* **WHAT IS ASKED**: Count how many lines mention the word "data". Write that number alone.

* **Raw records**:

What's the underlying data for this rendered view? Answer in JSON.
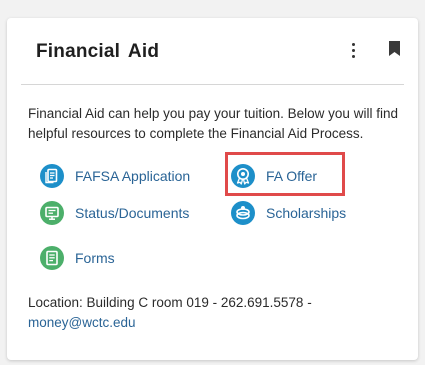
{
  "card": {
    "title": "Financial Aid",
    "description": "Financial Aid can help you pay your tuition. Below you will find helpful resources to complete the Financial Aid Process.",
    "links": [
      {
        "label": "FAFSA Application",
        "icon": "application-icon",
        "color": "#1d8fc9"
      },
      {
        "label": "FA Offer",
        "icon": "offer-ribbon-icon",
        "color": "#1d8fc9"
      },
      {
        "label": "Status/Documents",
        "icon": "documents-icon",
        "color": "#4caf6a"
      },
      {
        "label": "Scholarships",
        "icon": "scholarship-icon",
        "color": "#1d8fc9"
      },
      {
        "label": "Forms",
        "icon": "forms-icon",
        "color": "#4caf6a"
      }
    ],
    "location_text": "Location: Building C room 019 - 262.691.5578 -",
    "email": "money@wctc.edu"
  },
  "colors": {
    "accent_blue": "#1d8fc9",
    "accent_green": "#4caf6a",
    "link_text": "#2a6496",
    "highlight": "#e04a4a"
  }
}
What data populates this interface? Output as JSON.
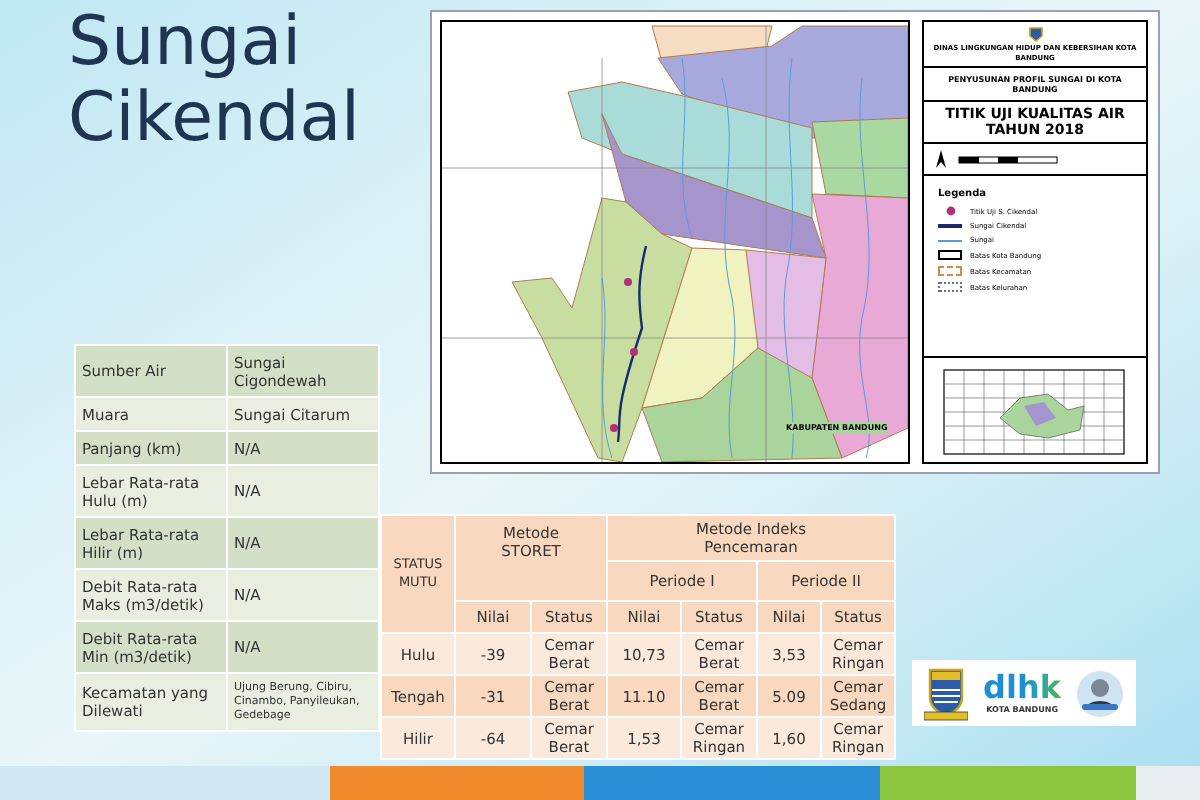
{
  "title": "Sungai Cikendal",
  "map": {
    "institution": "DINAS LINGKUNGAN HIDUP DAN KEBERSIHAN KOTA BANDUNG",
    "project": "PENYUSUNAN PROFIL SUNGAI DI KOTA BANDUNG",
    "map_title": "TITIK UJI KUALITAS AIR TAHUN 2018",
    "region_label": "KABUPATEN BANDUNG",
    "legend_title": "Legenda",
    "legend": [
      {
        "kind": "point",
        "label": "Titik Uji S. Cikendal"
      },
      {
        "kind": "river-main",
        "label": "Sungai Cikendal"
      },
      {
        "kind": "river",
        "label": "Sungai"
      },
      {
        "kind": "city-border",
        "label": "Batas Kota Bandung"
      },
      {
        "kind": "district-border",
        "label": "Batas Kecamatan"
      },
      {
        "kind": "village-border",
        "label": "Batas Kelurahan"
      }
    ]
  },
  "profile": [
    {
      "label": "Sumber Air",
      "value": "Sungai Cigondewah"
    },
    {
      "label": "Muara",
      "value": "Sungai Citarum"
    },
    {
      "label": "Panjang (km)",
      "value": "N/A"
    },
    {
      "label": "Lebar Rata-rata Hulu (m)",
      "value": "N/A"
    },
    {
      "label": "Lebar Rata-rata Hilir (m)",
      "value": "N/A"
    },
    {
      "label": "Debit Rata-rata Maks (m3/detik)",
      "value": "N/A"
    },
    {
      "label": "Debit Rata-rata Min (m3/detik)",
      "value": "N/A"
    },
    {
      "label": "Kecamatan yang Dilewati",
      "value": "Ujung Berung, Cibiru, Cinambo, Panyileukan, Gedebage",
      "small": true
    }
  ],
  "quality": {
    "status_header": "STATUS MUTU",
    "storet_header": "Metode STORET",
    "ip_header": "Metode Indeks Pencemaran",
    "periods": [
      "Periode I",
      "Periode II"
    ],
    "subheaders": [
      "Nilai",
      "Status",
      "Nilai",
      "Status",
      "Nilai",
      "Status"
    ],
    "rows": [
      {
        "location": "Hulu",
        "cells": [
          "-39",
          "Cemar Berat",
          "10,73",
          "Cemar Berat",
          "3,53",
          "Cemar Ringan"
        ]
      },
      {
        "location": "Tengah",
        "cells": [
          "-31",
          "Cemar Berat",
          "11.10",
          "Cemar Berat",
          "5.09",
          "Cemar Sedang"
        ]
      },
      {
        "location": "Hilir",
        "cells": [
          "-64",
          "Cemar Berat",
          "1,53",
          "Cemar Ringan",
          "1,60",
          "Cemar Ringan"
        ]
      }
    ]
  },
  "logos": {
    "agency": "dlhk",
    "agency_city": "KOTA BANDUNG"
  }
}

* **TASK SOLUTION**: 2